-- Begin --
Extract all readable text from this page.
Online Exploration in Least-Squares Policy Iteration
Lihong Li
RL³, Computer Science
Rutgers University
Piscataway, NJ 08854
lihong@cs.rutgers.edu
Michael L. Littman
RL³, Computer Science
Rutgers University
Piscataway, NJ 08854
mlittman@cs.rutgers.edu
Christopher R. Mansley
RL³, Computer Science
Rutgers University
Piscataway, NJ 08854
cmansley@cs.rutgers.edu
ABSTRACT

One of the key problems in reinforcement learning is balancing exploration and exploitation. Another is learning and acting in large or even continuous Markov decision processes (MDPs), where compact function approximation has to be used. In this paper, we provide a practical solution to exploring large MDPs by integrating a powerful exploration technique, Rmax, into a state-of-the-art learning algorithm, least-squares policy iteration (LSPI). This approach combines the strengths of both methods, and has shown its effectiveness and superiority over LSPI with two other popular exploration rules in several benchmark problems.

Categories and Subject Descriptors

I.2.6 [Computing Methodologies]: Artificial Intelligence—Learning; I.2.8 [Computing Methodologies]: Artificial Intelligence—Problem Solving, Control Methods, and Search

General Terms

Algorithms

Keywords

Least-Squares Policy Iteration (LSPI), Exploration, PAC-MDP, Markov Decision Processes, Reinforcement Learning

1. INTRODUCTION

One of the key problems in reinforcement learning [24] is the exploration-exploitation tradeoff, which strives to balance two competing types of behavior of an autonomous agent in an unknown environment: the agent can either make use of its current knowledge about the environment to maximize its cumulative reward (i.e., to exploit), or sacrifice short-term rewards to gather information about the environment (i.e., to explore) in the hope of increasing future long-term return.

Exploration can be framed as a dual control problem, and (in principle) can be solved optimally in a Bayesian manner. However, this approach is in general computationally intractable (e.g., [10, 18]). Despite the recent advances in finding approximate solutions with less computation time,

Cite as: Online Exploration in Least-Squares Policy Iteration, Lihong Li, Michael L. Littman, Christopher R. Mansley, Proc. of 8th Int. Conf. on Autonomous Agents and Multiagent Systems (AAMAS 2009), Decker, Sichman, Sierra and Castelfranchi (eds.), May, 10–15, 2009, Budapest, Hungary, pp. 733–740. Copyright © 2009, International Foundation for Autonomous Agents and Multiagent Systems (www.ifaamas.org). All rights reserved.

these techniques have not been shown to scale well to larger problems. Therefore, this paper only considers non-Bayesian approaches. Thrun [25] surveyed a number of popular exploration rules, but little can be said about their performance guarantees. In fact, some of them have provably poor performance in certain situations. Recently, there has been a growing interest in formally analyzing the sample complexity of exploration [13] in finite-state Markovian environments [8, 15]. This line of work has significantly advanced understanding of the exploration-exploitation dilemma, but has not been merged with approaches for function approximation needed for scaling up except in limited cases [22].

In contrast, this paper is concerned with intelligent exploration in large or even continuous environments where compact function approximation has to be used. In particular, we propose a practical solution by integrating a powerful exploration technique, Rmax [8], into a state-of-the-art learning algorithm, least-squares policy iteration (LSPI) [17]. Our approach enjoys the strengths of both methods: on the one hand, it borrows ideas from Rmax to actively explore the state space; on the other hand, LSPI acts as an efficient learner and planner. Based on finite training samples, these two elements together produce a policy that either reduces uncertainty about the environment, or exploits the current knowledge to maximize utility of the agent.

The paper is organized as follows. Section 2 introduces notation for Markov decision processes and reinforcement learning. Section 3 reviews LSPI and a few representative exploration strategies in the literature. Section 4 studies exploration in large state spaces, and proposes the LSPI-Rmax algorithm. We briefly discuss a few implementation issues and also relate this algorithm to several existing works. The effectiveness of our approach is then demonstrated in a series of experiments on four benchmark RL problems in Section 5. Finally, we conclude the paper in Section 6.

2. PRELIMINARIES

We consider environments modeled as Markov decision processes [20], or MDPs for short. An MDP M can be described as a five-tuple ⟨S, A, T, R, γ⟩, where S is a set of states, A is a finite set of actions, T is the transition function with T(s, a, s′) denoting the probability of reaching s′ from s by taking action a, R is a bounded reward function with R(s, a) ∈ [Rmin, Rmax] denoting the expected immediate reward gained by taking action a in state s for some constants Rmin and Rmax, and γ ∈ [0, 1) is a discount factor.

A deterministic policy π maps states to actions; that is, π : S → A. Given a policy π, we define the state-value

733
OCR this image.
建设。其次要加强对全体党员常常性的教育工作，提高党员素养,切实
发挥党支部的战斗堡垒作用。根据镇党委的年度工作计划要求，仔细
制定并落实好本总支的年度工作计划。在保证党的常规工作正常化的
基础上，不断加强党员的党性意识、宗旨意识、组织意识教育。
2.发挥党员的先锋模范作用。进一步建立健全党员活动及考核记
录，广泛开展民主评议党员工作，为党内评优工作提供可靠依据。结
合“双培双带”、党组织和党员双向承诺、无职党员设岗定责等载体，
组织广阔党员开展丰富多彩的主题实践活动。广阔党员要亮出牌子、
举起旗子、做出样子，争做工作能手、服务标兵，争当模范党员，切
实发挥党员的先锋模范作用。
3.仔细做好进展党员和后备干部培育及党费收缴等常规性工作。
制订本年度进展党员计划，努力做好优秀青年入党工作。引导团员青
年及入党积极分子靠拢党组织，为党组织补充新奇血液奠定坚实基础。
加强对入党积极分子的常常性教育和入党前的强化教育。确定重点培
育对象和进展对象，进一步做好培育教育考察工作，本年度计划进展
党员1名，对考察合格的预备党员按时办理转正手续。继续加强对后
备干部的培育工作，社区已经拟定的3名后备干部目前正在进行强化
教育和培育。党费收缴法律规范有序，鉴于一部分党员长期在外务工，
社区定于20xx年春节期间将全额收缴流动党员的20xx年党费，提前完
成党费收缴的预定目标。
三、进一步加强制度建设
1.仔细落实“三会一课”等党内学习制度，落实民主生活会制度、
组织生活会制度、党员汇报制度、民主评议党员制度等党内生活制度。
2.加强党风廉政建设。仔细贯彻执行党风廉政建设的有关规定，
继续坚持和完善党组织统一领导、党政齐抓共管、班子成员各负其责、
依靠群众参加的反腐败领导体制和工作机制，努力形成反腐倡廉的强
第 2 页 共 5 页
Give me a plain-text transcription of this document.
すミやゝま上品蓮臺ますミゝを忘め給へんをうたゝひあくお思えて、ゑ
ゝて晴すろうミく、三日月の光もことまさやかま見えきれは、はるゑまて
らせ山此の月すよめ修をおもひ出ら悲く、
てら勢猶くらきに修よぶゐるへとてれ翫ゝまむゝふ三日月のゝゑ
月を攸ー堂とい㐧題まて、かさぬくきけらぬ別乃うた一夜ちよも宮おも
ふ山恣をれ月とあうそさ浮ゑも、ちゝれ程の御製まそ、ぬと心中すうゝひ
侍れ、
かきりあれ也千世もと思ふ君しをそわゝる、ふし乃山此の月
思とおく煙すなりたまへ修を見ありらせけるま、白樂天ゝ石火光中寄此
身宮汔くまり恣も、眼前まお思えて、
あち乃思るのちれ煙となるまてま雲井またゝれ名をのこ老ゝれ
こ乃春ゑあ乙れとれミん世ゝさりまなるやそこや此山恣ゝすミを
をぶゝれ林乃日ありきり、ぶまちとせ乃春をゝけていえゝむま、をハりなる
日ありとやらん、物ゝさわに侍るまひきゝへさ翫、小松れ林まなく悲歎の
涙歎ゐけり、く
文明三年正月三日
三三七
-- End --
Everything from the line with "Give me a plain-text" through the last line of the material above should be echoed exactly, and nothing else.

• [Solution for this problem]:
Give me a plain-text transcription of this document.
すミやゝま上品蓮臺ますミゝを忘め給へんをうたゝひあくお思えて、ゑ
ゝて晴すろうミく、三日月の光もことまさやかま見えきれは、はるゑまて
らせ山此の月すよめ修をおもひ出ら悲く、
てら勢猶くらきに修よぶゐるへとてれ翫ゝまむゝふ三日月のゝゑ
月を攸ー堂とい㐧題まて、かさぬくきけらぬ別乃うた一夜ちよも宮おも
ふ山恣をれ月とあうそさ浮ゑも、ちゝれ程の御製まそ、ぬと心中すうゝひ
侍れ、
かきりあれ也千世もと思ふ君しをそわゝる、ふし乃山此の月
思とおく煙すなりたまへ修を見ありらせけるま、白樂天ゝ石火光中寄此
身宮汔くまり恣も、眼前まお思えて、
あち乃思るのちれ煙となるまてま雲井またゝれ名をのこ老ゝれ
こ乃春ゑあ乙れとれミん世ゝさりまなるやそこや此山恣ゝすミを
をぶゝれ林乃日ありきり、ぶまちとせ乃春をゝけていえゝむま、をハりなる
日ありとやらん、物ゝさわに侍るまひきゝへさ翫、小松れ林まなく悲歎の
涙歎ゐけり、く
文明三年正月三日
三三七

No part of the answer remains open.